Document
========================================================================

# Snail eaters



## Simon25 (21 Jun 2022)

Hi all, 

Got a slight problem with a big bloom of MTS, I’m reducing the amount of food I put in the tank (all food is eaten within a 30s to a min) but the MTS seem to be getting more and more. So I was wondering what fish will eat snails? I’ve googled it but I come across a lot of mixed opinions saying some types of fish do and some types don’t… can anyone clear this up for me?


----------



## seedoubleyou (21 Jun 2022)

hard to advise without knowing what fish you currently have. I’d say get hold of a few assassin snails, they’ll do the job I’m sure.


----------



## Simon25 (21 Jun 2022)

seedoubleyou said:


> hard to advise without knowing what fish you currently have. I’d say get hold of a few assassin snails, they’ll do the job I’m sure.


I don’t have many 2 gouramis, 2 rams, 2 corys and 6 nerites and 8 amano shrimps. I got a 180ltr tank


----------



## Simon25 (21 Jun 2022)

seedoubleyou said:


> hard to advise without knowing what fish you currently have. I’d say get hold of a few assassin snails, they’ll do the job I’m sure.


I would get assassin snails but I can’t with my nerites


----------



## seedoubleyou (21 Jun 2022)

Simon25 said:


> I would get assassin snails but I can’t with my nerites


You’ll have to compromise somewhere mate.
There’s every chance the nerites are too large for an assassin snail but also every chance they’re not. 
Either take them out or start manually removing the MTP yourself.
I don’t think a fish will be the solution here.
You could try some sort of snail trap.


----------



## castle (21 Jun 2022)

Crush snails with your finger tips, free fish food. They will eventually reduce in numbers, it just takes time. Some snails are always a good thing, imo.

I really don’t like assassin snails, nothing against them as snails, more I don’t like the idea of people buying them and then letting them die when they’ve killed off their food supply.


----------



## seedoubleyou (21 Jun 2022)

castle said:


> Crush snails with your finger tips, free fish food. They will eventually reduce in numbers, it just takes time. Some snails are always a good thing, imo.
> 
> I really don’t like assassin snails, nothing against them as snails, more I don’t like the idea of people buying them and then letting them die when they’ve killed off their food supply.


You can always rehome them.


----------



## castle (21 Jun 2022)

seedoubleyou said:


> You can always rehome them.


Understood, but I don’t think people do. I’ve never known someone to return them to shops, I’ve not seen any for free on here for a long time. 

The problem is they’re a cheap solution and therefor something people can throw away - just something to think about 👍


----------



## Conort2 (21 Jun 2022)

Chuck some weighted lumps of veg in there like cucumber and then remove after a few hours. It should be covered in snails.

They normally balance themselves out number wise if you are definitely not over feeding. Getting something to eat the snails is rarely the solution.


----------



## Simon Cole (21 Jun 2022)

Personally they are some of my favourite snails. They should come to the surface at night when the lights are out, or in the early morning. That is a good time to remove them. It is a pity to harm them, I would offer them on here or Ebay them. Fish that will eat them are not that suitable for your species. But you could remove the fish and borrow somebody's snail eating fish for a few weeks. Personally I think that they are fantastic at removing algae and aerating soils. If I had to choose any snail then it would be them. I really think that they do a fantastic job of maintaining a balanced aquarium ecosystem. They should just burrow and hide for most of the day. Poor things, I feel pity for them.

========================================================================

Data extract
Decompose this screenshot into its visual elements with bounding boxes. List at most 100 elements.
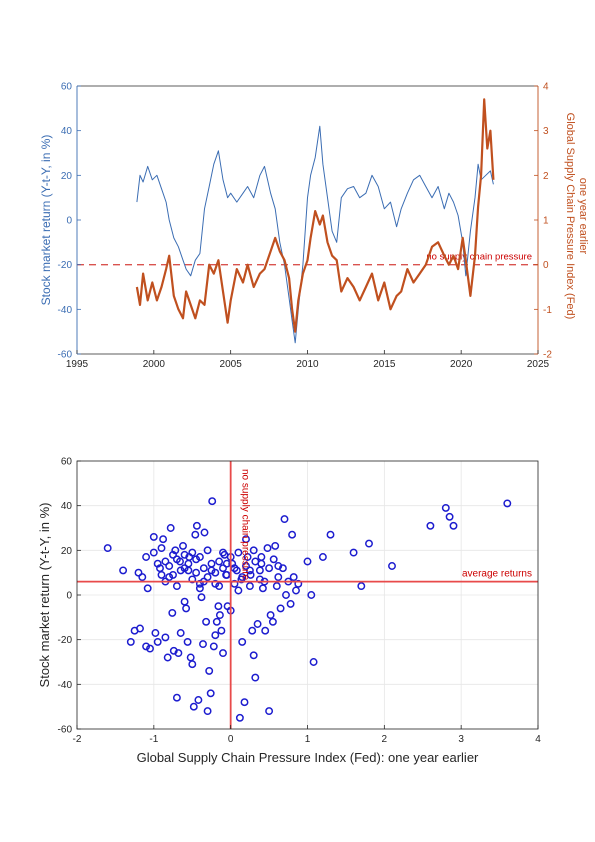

========================================================================

Objective 1
In the snail eaters thread, what does Conort2 suggest putting in the tank to gather the snails?
Objective 2
In the snail eaters thread, rewrite the paragraph beginning "Personally they are some of my favourite snails" as a short bulleted list that keeps its main points.

Right answer 1
Weighted lumps of vegetables such as cucumber, removed after a few hours.

Right answer 2
- They are among the writer's favorite snails.
- They come to the surface at night when the lights are out, or in the early morning, which is a good time to remove them.
- Rather than harming them, offer them on the forum or sell them on eBay.
- Fish that eat them don't suit the existing species, but you could remove your fish and borrow someone's snail-eating fish for a few weeks.
- They remove algae, aerate soils and help keep the aquarium's ecosystem balanced.
- They burrow and hide for most of the day.